## WHAT IS NEEDED
Search the data for the string "share" and extract every line where it appears.

★ ★ ★ ★ ★ ★ ★

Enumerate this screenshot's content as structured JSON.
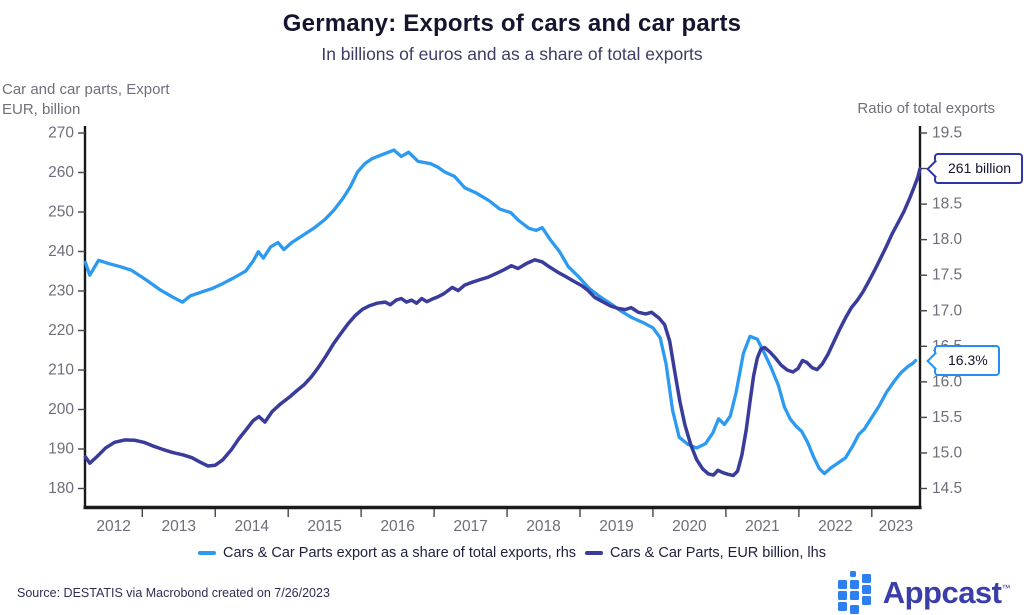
{
  "header": {
    "title": "Germany: Exports of cars and car parts",
    "subtitle": "In billions of euros and as a share of total exports"
  },
  "axes": {
    "left_title": "Car and car parts, Export\nEUR, billion",
    "right_title": "Ratio of total exports"
  },
  "chart_data": {
    "type": "line",
    "title": "Germany: Exports of cars and car parts",
    "subtitle": "In billions of euros and as a share of total exports",
    "x_year_labels": [
      "2012",
      "2013",
      "2014",
      "2015",
      "2016",
      "2017",
      "2018",
      "2019",
      "2020",
      "2021",
      "2022",
      "2023"
    ],
    "xlim": [
      2012.2,
      2023.66
    ],
    "ylim_left": [
      180,
      270
    ],
    "yticks_left": [
      180,
      190,
      200,
      210,
      220,
      230,
      240,
      250,
      260,
      270
    ],
    "ylim_right": [
      14.5,
      19.5
    ],
    "yticks_right": [
      14.5,
      15.0,
      15.5,
      16.0,
      16.5,
      17.0,
      17.5,
      18.0,
      18.5,
      19.0,
      19.5
    ],
    "grid": false,
    "legend_position": "bottom",
    "series": [
      {
        "key": "share-line",
        "name": "Cars & Car Parts export as a share of total exports, rhs",
        "axis": "right",
        "color": "#2b9af0",
        "stroke_width": 3.3,
        "points": [
          [
            2012.22,
            17.68
          ],
          [
            2012.28,
            17.5
          ],
          [
            2012.4,
            17.71
          ],
          [
            2012.55,
            17.66
          ],
          [
            2012.7,
            17.62
          ],
          [
            2012.85,
            17.57
          ],
          [
            2012.97,
            17.49
          ],
          [
            2013.1,
            17.4
          ],
          [
            2013.25,
            17.29
          ],
          [
            2013.42,
            17.19
          ],
          [
            2013.55,
            17.12
          ],
          [
            2013.66,
            17.21
          ],
          [
            2013.8,
            17.26
          ],
          [
            2013.95,
            17.31
          ],
          [
            2014.1,
            17.38
          ],
          [
            2014.25,
            17.46
          ],
          [
            2014.42,
            17.56
          ],
          [
            2014.52,
            17.7
          ],
          [
            2014.59,
            17.83
          ],
          [
            2014.66,
            17.74
          ],
          [
            2014.76,
            17.9
          ],
          [
            2014.86,
            17.96
          ],
          [
            2014.94,
            17.86
          ],
          [
            2015.05,
            17.96
          ],
          [
            2015.2,
            18.06
          ],
          [
            2015.35,
            18.16
          ],
          [
            2015.5,
            18.28
          ],
          [
            2015.63,
            18.42
          ],
          [
            2015.75,
            18.58
          ],
          [
            2015.85,
            18.74
          ],
          [
            2015.95,
            18.95
          ],
          [
            2016.05,
            19.07
          ],
          [
            2016.15,
            19.14
          ],
          [
            2016.3,
            19.2
          ],
          [
            2016.45,
            19.26
          ],
          [
            2016.55,
            19.17
          ],
          [
            2016.65,
            19.23
          ],
          [
            2016.78,
            19.1
          ],
          [
            2016.95,
            19.07
          ],
          [
            2017.05,
            19.02
          ],
          [
            2017.15,
            18.95
          ],
          [
            2017.28,
            18.89
          ],
          [
            2017.42,
            18.73
          ],
          [
            2017.57,
            18.66
          ],
          [
            2017.75,
            18.55
          ],
          [
            2017.9,
            18.43
          ],
          [
            2018.05,
            18.38
          ],
          [
            2018.16,
            18.27
          ],
          [
            2018.3,
            18.16
          ],
          [
            2018.4,
            18.13
          ],
          [
            2018.48,
            18.17
          ],
          [
            2018.6,
            17.99
          ],
          [
            2018.72,
            17.83
          ],
          [
            2018.84,
            17.62
          ],
          [
            2018.97,
            17.49
          ],
          [
            2019.12,
            17.32
          ],
          [
            2019.27,
            17.2
          ],
          [
            2019.42,
            17.1
          ],
          [
            2019.57,
            16.99
          ],
          [
            2019.72,
            16.9
          ],
          [
            2019.87,
            16.83
          ],
          [
            2020.0,
            16.76
          ],
          [
            2020.1,
            16.62
          ],
          [
            2020.18,
            16.25
          ],
          [
            2020.27,
            15.6
          ],
          [
            2020.36,
            15.22
          ],
          [
            2020.48,
            15.12
          ],
          [
            2020.6,
            15.07
          ],
          [
            2020.72,
            15.13
          ],
          [
            2020.82,
            15.28
          ],
          [
            2020.9,
            15.48
          ],
          [
            2020.98,
            15.4
          ],
          [
            2021.06,
            15.52
          ],
          [
            2021.14,
            15.85
          ],
          [
            2021.24,
            16.4
          ],
          [
            2021.33,
            16.64
          ],
          [
            2021.43,
            16.6
          ],
          [
            2021.52,
            16.42
          ],
          [
            2021.62,
            16.2
          ],
          [
            2021.72,
            15.95
          ],
          [
            2021.8,
            15.65
          ],
          [
            2021.88,
            15.48
          ],
          [
            2021.96,
            15.38
          ],
          [
            2022.04,
            15.3
          ],
          [
            2022.12,
            15.15
          ],
          [
            2022.2,
            14.95
          ],
          [
            2022.28,
            14.78
          ],
          [
            2022.35,
            14.71
          ],
          [
            2022.44,
            14.79
          ],
          [
            2022.54,
            14.86
          ],
          [
            2022.64,
            14.93
          ],
          [
            2022.74,
            15.1
          ],
          [
            2022.82,
            15.26
          ],
          [
            2022.9,
            15.34
          ],
          [
            2023.0,
            15.5
          ],
          [
            2023.1,
            15.66
          ],
          [
            2023.2,
            15.85
          ],
          [
            2023.3,
            16.0
          ],
          [
            2023.4,
            16.13
          ],
          [
            2023.5,
            16.22
          ],
          [
            2023.56,
            16.26
          ],
          [
            2023.6,
            16.3
          ]
        ]
      },
      {
        "key": "billion-line",
        "name": "Cars & Car Parts, EUR billion, lhs",
        "axis": "left",
        "color": "#3a3c9c",
        "stroke_width": 3.5,
        "points": [
          [
            2012.22,
            188.0
          ],
          [
            2012.28,
            186.4
          ],
          [
            2012.38,
            188.1
          ],
          [
            2012.5,
            190.3
          ],
          [
            2012.62,
            191.7
          ],
          [
            2012.76,
            192.3
          ],
          [
            2012.9,
            192.2
          ],
          [
            2013.02,
            191.7
          ],
          [
            2013.14,
            190.8
          ],
          [
            2013.28,
            189.9
          ],
          [
            2013.42,
            189.1
          ],
          [
            2013.56,
            188.5
          ],
          [
            2013.68,
            187.8
          ],
          [
            2013.8,
            186.6
          ],
          [
            2013.9,
            185.7
          ],
          [
            2014.0,
            185.9
          ],
          [
            2014.1,
            187.2
          ],
          [
            2014.22,
            189.8
          ],
          [
            2014.32,
            192.5
          ],
          [
            2014.42,
            194.8
          ],
          [
            2014.52,
            197.2
          ],
          [
            2014.6,
            198.2
          ],
          [
            2014.68,
            196.8
          ],
          [
            2014.78,
            199.5
          ],
          [
            2014.9,
            201.5
          ],
          [
            2015.02,
            203.2
          ],
          [
            2015.12,
            204.8
          ],
          [
            2015.22,
            206.3
          ],
          [
            2015.32,
            208.3
          ],
          [
            2015.42,
            210.8
          ],
          [
            2015.52,
            213.6
          ],
          [
            2015.62,
            216.6
          ],
          [
            2015.72,
            219.2
          ],
          [
            2015.82,
            221.7
          ],
          [
            2015.92,
            223.8
          ],
          [
            2016.02,
            225.4
          ],
          [
            2016.12,
            226.3
          ],
          [
            2016.22,
            226.9
          ],
          [
            2016.33,
            227.2
          ],
          [
            2016.4,
            226.5
          ],
          [
            2016.48,
            227.7
          ],
          [
            2016.55,
            228.1
          ],
          [
            2016.62,
            227.2
          ],
          [
            2016.69,
            227.7
          ],
          [
            2016.76,
            226.9
          ],
          [
            2016.83,
            228.1
          ],
          [
            2016.9,
            227.3
          ],
          [
            2016.97,
            227.9
          ],
          [
            2017.05,
            228.5
          ],
          [
            2017.14,
            229.4
          ],
          [
            2017.25,
            230.9
          ],
          [
            2017.33,
            230.1
          ],
          [
            2017.42,
            231.5
          ],
          [
            2017.52,
            232.2
          ],
          [
            2017.62,
            232.8
          ],
          [
            2017.74,
            233.5
          ],
          [
            2017.86,
            234.5
          ],
          [
            2017.96,
            235.4
          ],
          [
            2018.06,
            236.4
          ],
          [
            2018.15,
            235.7
          ],
          [
            2018.27,
            237.0
          ],
          [
            2018.38,
            237.9
          ],
          [
            2018.48,
            237.4
          ],
          [
            2018.58,
            236.1
          ],
          [
            2018.7,
            234.7
          ],
          [
            2018.82,
            233.5
          ],
          [
            2018.92,
            232.4
          ],
          [
            2019.02,
            231.4
          ],
          [
            2019.1,
            230.3
          ],
          [
            2019.2,
            228.4
          ],
          [
            2019.3,
            227.4
          ],
          [
            2019.42,
            226.2
          ],
          [
            2019.52,
            225.6
          ],
          [
            2019.62,
            225.3
          ],
          [
            2019.7,
            225.8
          ],
          [
            2019.8,
            224.6
          ],
          [
            2019.9,
            224.2
          ],
          [
            2019.98,
            224.6
          ],
          [
            2020.08,
            223.2
          ],
          [
            2020.16,
            221.5
          ],
          [
            2020.23,
            217.3
          ],
          [
            2020.3,
            209.5
          ],
          [
            2020.37,
            202.0
          ],
          [
            2020.44,
            196.0
          ],
          [
            2020.52,
            191.0
          ],
          [
            2020.6,
            187.3
          ],
          [
            2020.68,
            185.0
          ],
          [
            2020.76,
            183.7
          ],
          [
            2020.83,
            183.4
          ],
          [
            2020.89,
            184.6
          ],
          [
            2020.96,
            184.0
          ],
          [
            2021.03,
            183.6
          ],
          [
            2021.1,
            183.3
          ],
          [
            2021.16,
            184.4
          ],
          [
            2021.22,
            188.5
          ],
          [
            2021.28,
            195.0
          ],
          [
            2021.33,
            202.0
          ],
          [
            2021.38,
            208.5
          ],
          [
            2021.43,
            213.0
          ],
          [
            2021.48,
            215.3
          ],
          [
            2021.53,
            215.7
          ],
          [
            2021.6,
            214.6
          ],
          [
            2021.68,
            213.0
          ],
          [
            2021.76,
            211.2
          ],
          [
            2021.84,
            210.0
          ],
          [
            2021.92,
            209.5
          ],
          [
            2021.99,
            210.4
          ],
          [
            2022.05,
            212.4
          ],
          [
            2022.11,
            211.9
          ],
          [
            2022.18,
            210.6
          ],
          [
            2022.25,
            210.1
          ],
          [
            2022.32,
            211.5
          ],
          [
            2022.4,
            214.0
          ],
          [
            2022.48,
            217.2
          ],
          [
            2022.56,
            220.3
          ],
          [
            2022.64,
            223.2
          ],
          [
            2022.72,
            225.8
          ],
          [
            2022.8,
            227.6
          ],
          [
            2022.88,
            229.8
          ],
          [
            2022.96,
            232.5
          ],
          [
            2023.04,
            235.3
          ],
          [
            2023.12,
            238.3
          ],
          [
            2023.2,
            241.3
          ],
          [
            2023.28,
            244.5
          ],
          [
            2023.36,
            247.3
          ],
          [
            2023.44,
            250.1
          ],
          [
            2023.52,
            253.5
          ],
          [
            2023.58,
            256.3
          ],
          [
            2023.63,
            258.8
          ],
          [
            2023.66,
            260.9
          ]
        ]
      }
    ],
    "annotations": [
      {
        "text": "261 billion",
        "series": "billion-line",
        "color": "#2e35a8"
      },
      {
        "text": "16.3%",
        "series": "share-line",
        "color": "#2491f0"
      }
    ]
  },
  "legend": {
    "items": [
      {
        "label": "Cars & Car Parts export as a share of total exports, rhs",
        "color": "#2b9af0"
      },
      {
        "label": "Cars & Car Parts, EUR billion, lhs",
        "color": "#3a3c9c"
      }
    ]
  },
  "footer": {
    "source": "Source: DESTATIS via Macrobond created on 7/26/2023"
  },
  "branding": {
    "wordmark": "Appcast",
    "trademark": "™",
    "icon_color": "#2e7ff2",
    "text_color": "#3a3ea8"
  }
}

★ ★ ★ ★ ★ ★ ★

## FINAL RESULT
    "subtitle": "In billions of euros and as a share of total exports"
    "subtitle": "In billions of euros and as a share of total exports",
        "key": "share-line",
        "name": "Cars & Car Parts export as a share of total exports, rhs",
        "series": "share-line",
        "label": "Cars & Car Parts export as a share of total exports, rhs",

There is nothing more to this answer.